OBJECTIFS
1. Recopiez mot pour mot le segment du passage retenu qui va de "Tout à l’heure, l’approche" jusqu'à "souvent purement matérielle.".
2. D'après le passage retenu, quelles sont les deux conséquences actuelles de la domination extraspécifique de l'humanité et de l'usage intensif des ressources naturelles ?

PASSAGE RETENU
L’accès aux ressources spirituelles peut être considéré comme une dynamique individuelle dont l’enjeu relationnel se limiterait à pouvoir accéder aux états de conscience, aux écrits, aux paroles et peut-être parfois aux substances qui permettent de se mettre en connexion avec la vie, la pensée et le Tout.

Tout à l’heure, l’approche marxiste m’a permise d’éclairer ma réflexion sur l’importance du matériel sur les agissements humains et le jeu de dupe social des vertus comme une justification sociale dont l’origine est en fait très souvent purement matérielle.

Si je m’amuse à transposer cette approche marxiste sur le champ des intérêts spirituels alors l’obstacle à la spiritualité humaine serait avant tout le fait que la culture humaine prédominante ne nous apprend pas à nous spiritualiser mais à nous soumettre à des enjeux matériels de dominants. Ainsi, politiquement, l’obstacle se situerait au niveau de l’asymétrie des pouvoirs entre les forces culturelles harmonisantes et les forces culturelles productivistes et « dominisantes ».

Au-delà des considérations sociales, la domination extraspécifique de l’humanité et l’usage intensif des ressources naturelles pour nourrir notre folie consumériste agresse le fonctionnement de la vie terrestre et produit actuellement un effondrement de la biodiversité et un réchauffement climatique.

Si la domination, l’appétence matérialiste et la pollution générée par l’humanité ne sont pas régulées, l’humanité s’effondrera et une bonne partie des espèces encore en vie aussi. Voilà la prémisse du scénario politique dans lequel le rôle de militant nous embarque.

Un « non-maitre » des jeux pourrait enchainer avec :

« Pour arriver à vos fins et sauvez l’humanité, vous vous appuierez sur le fait que la domination exploitatrice est l’ennemi commun de l’écologisme, du socialisme et du spiritualisme. Belle partie à vous »

EXTRAIT SOURCE

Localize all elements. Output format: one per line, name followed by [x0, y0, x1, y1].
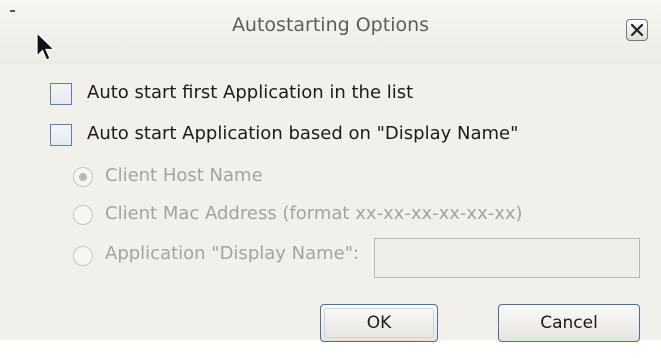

RÉPONSES PAR CONSIGNE
1.
Tout à l’heure, l’approche marxiste m’a permise d’éclairer ma réflexion sur l’importance du matériel sur les agissements humains et le jeu de dupe social des vertus comme une justification sociale dont l’origine est en fait très souvent purement matérielle.

2. Elles produisent un effondrement de la biodiversité et un réchauffement climatique.